(begin)

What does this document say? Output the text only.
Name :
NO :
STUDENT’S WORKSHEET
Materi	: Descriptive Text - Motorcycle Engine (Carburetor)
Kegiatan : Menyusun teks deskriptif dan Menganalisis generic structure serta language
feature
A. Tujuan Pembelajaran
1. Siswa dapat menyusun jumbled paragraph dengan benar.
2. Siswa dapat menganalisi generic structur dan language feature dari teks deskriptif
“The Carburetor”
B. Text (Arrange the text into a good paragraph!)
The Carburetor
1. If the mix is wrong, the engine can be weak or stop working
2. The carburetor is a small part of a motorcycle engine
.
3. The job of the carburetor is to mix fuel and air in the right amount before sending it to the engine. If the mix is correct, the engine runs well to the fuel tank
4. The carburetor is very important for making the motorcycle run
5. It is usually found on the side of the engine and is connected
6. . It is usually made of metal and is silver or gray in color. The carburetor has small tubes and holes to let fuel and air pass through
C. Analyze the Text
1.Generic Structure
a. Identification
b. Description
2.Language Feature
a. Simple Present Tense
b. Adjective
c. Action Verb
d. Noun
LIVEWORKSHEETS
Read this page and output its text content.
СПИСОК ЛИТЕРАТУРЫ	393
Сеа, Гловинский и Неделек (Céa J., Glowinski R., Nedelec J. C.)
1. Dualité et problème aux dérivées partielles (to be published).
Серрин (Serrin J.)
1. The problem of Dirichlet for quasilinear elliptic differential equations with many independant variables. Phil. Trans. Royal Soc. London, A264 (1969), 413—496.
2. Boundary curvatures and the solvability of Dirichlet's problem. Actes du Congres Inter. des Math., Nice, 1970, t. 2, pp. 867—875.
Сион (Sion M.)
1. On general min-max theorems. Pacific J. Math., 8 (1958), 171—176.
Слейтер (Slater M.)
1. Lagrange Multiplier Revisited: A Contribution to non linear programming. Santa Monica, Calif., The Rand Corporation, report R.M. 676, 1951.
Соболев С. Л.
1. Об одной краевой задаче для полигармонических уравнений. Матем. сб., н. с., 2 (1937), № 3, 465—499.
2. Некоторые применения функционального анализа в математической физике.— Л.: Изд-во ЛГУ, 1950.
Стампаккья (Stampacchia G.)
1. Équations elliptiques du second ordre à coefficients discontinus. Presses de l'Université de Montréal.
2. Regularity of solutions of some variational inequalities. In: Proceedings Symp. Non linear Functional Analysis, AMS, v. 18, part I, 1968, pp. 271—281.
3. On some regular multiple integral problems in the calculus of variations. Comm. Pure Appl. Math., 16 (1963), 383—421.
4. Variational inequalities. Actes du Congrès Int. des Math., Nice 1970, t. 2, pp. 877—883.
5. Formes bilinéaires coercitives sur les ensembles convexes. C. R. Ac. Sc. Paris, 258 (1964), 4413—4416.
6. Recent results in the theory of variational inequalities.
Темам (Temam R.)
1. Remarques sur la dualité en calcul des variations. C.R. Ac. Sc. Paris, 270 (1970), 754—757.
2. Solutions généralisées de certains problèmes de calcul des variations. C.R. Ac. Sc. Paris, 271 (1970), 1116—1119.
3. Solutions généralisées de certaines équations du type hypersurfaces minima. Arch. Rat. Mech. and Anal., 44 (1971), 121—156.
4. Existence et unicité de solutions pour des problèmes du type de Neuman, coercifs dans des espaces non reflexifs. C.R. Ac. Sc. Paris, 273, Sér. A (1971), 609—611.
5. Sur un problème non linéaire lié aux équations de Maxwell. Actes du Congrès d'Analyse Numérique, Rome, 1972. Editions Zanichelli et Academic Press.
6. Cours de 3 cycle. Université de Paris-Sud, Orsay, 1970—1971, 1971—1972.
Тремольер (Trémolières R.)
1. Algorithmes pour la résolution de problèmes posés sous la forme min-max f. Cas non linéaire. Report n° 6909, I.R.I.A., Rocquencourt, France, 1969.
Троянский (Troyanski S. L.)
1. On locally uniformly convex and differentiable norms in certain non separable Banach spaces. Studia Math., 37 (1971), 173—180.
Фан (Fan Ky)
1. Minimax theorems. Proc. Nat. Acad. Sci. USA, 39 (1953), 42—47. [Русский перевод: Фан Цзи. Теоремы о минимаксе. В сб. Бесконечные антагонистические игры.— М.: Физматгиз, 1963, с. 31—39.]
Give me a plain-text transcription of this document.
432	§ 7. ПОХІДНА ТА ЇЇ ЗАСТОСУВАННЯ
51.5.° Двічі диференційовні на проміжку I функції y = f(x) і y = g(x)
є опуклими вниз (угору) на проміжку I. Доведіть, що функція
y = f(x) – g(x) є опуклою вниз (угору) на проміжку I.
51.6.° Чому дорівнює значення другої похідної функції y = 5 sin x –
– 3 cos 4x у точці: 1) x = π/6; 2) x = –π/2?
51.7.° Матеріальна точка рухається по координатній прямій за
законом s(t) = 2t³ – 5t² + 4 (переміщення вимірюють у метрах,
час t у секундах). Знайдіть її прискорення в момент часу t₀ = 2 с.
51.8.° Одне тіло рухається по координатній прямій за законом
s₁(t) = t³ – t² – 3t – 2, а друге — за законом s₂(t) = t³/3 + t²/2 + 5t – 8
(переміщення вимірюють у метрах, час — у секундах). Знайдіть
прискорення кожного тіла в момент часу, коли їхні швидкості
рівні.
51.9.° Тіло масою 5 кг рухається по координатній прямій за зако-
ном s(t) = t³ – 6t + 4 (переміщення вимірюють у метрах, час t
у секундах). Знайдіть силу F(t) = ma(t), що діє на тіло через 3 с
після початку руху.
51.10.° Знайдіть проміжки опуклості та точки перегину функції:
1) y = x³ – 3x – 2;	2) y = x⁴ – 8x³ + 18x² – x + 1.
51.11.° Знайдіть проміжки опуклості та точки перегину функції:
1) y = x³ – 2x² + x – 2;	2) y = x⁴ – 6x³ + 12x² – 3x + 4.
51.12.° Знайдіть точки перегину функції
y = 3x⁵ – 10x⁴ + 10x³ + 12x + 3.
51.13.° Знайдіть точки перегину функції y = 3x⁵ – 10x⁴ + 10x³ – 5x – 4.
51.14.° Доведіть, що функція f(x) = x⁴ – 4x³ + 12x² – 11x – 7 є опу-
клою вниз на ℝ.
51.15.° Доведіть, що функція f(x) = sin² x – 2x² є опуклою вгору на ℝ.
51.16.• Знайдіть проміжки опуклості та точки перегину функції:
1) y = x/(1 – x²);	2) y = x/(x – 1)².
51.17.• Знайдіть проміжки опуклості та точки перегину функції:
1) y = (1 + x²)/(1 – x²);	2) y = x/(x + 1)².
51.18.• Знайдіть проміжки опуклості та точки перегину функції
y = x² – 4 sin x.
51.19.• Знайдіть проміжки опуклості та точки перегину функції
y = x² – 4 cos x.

(end)

> _What needs to be done_: From the first line to the last, please quote the material above exactly.

> _The reply_:
What does this document say? Output the text only.
Name :
NO :
STUDENT’S WORKSHEET
Materi	: Descriptive Text - Motorcycle Engine (Carburetor)
Kegiatan : Menyusun teks deskriptif dan Menganalisis generic structure serta language
feature
A. Tujuan Pembelajaran
1. Siswa dapat menyusun jumbled paragraph dengan benar.
2. Siswa dapat menganalisi generic structur dan language feature dari teks deskriptif
“The Carburetor”
B. Text (Arrange the text into a good paragraph!)
The Carburetor
1. If the mix is wrong, the engine can be weak or stop working
2. The carburetor is a small part of a motorcycle engine
.
3. The job of the carburetor is to mix fuel and air in the right amount before sending it to the engine. If the mix is correct, the engine runs well to the fuel tank
4. The carburetor is very important for making the motorcycle run
5. It is usually found on the side of the engine and is connected
6. . It is usually made of metal and is silver or gray in color. The carburetor has small tubes and holes to let fuel and air pass through
C. Analyze the Text
1.Generic Structure
a. Identification
b. Description
2.Language Feature
a. Simple Present Tense
b. Adjective
c. Action Verb
d. Noun
LIVEWORKSHEETS
Read this page and output its text content.
СПИСОК ЛИТЕРАТУРЫ	393
Сеа, Гловинский и Неделек (Céa J., Glowinski R., Nedelec J. C.)
1. Dualité et problème aux dérivées partielles (to be published).
Серрин (Serrin J.)
1. The problem of Dirichlet for quasilinear elliptic differential equations with many independant variables. Phil. Trans. Royal Soc. London, A264 (1969), 413—496.
2. Boundary curvatures and the solvability of Dirichlet's problem. Actes du Congres Inter. des Math., Nice, 1970, t. 2, pp. 867—875.
Сион (Sion M.)
1. On general min-max theorems. Pacific J. Math., 8 (1958), 171—176.
Слейтер (Slater M.)
1. Lagrange Multiplier Revisited: A Contribution to non linear programming. Santa Monica, Calif., The Rand Corporation, report R.M. 676, 1951.
Соболев С. Л.
1. Об одной краевой задаче для полигармонических уравнений. Матем. сб., н. с., 2 (1937), № 3, 465—499.
2. Некоторые применения функционального анализа в математической физике.— Л.: Изд-во ЛГУ, 1950.
Стампаккья (Stampacchia G.)
1. Équations elliptiques du second ordre à coefficients discontinus. Presses de l'Université de Montréal.
2. Regularity of solutions of some variational inequalities. In: Proceedings Symp. Non linear Functional Analysis, AMS, v. 18, part I, 1968, pp. 271—281.
3. On some regular multiple integral problems in the calculus of variations. Comm. Pure Appl. Math., 16 (1963), 383—421.
4. Variational inequalities. Actes du Congrès Int. des Math., Nice 1970, t. 2, pp. 877—883.
5. Formes bilinéaires coercitives sur les ensembles convexes. C. R. Ac. Sc. Paris, 258 (1964), 4413—4416.
6. Recent results in the theory of variational inequalities.
Темам (Temam R.)
1. Remarques sur la dualité en calcul des variations. C.R. Ac. Sc. Paris, 270 (1970), 754—757.
2. Solutions généralisées de certains problèmes de calcul des variations. C.R. Ac. Sc. Paris, 271 (1970), 1116—1119.
3. Solutions généralisées de certaines équations du type hypersurfaces minima. Arch. Rat. Mech. and Anal., 44 (1971), 121—156.
4. Existence et unicité de solutions pour des problèmes du type de Neuman, coercifs dans des espaces non reflexifs. C.R. Ac. Sc. Paris, 273, Sér. A (1971), 609—611.
5. Sur un problème non linéaire lié aux équations de Maxwell. Actes du Congrès d'Analyse Numérique, Rome, 1972. Editions Zanichelli et Academic Press.
6. Cours de 3 cycle. Université de Paris-Sud, Orsay, 1970—1971, 1971—1972.
Тремольер (Trémolières R.)
1. Algorithmes pour la résolution de problèmes posés sous la forme min-max f. Cas non linéaire. Report n° 6909, I.R.I.A., Rocquencourt, France, 1969.
Троянский (Troyanski S. L.)
1. On locally uniformly convex and differentiable norms in certain non separable Banach spaces. Studia Math., 37 (1971), 173—180.
Фан (Fan Ky)
1. Minimax theorems. Proc. Nat. Acad. Sci. USA, 39 (1953), 42—47. [Русский перевод: Фан Цзи. Теоремы о минимаксе. В сб. Бесконечные антагонистические игры.— М.: Физматгиз, 1963, с. 31—39.]
Give me a plain-text transcription of this document.
432	§ 7. ПОХІДНА ТА ЇЇ ЗАСТОСУВАННЯ
51.5.° Двічі диференційовні на проміжку I функції y = f(x) і y = g(x)
є опуклими вниз (угору) на проміжку I. Доведіть, що функція
y = f(x) – g(x) є опуклою вниз (угору) на проміжку I.
51.6.° Чому дорівнює значення другої похідної функції y = 5 sin x –
– 3 cos 4x у точці: 1) x = π/6; 2) x = –π/2?
51.7.° Матеріальна точка рухається по координатній прямій за
законом s(t) = 2t³ – 5t² + 4 (переміщення вимірюють у метрах,
час t у секундах). Знайдіть її прискорення в момент часу t₀ = 2 с.
51.8.° Одне тіло рухається по координатній прямій за законом
s₁(t) = t³ – t² – 3t – 2, а друге — за законом s₂(t) = t³/3 + t²/2 + 5t – 8
(переміщення вимірюють у метрах, час — у секундах). Знайдіть
прискорення кожного тіла в момент часу, коли їхні швидкості
рівні.
51.9.° Тіло масою 5 кг рухається по координатній прямій за зако-
ном s(t) = t³ – 6t + 4 (переміщення вимірюють у метрах, час t
у секундах). Знайдіть силу F(t) = ma(t), що діє на тіло через 3 с
після початку руху.
51.10.° Знайдіть проміжки опуклості та точки перегину функції:
1) y = x³ – 3x – 2;	2) y = x⁴ – 8x³ + 18x² – x + 1.
51.11.° Знайдіть проміжки опуклості та точки перегину функції:
1) y = x³ – 2x² + x – 2;	2) y = x⁴ – 6x³ + 12x² – 3x + 4.
51.12.° Знайдіть точки перегину функції
y = 3x⁵ – 10x⁴ + 10x³ + 12x + 3.
51.13.° Знайдіть точки перегину функції y = 3x⁵ – 10x⁴ + 10x³ – 5x – 4.
51.14.° Доведіть, що функція f(x) = x⁴ – 4x³ + 12x² – 11x – 7 є опу-
клою вниз на ℝ.
51.15.° Доведіть, що функція f(x) = sin² x – 2x² є опуклою вгору на ℝ.
51.16.• Знайдіть проміжки опуклості та точки перегину функції:
1) y = x/(1 – x²);	2) y = x/(x – 1)².
51.17.• Знайдіть проміжки опуклості та точки перегину функції:
1) y = (1 + x²)/(1 – x²);	2) y = x/(x + 1)².
51.18.• Знайдіть проміжки опуклості та точки перегину функції
y = x² – 4 sin x.
51.19.• Знайдіть проміжки опуклості та точки перегину функції
y = x² – 4 cos x.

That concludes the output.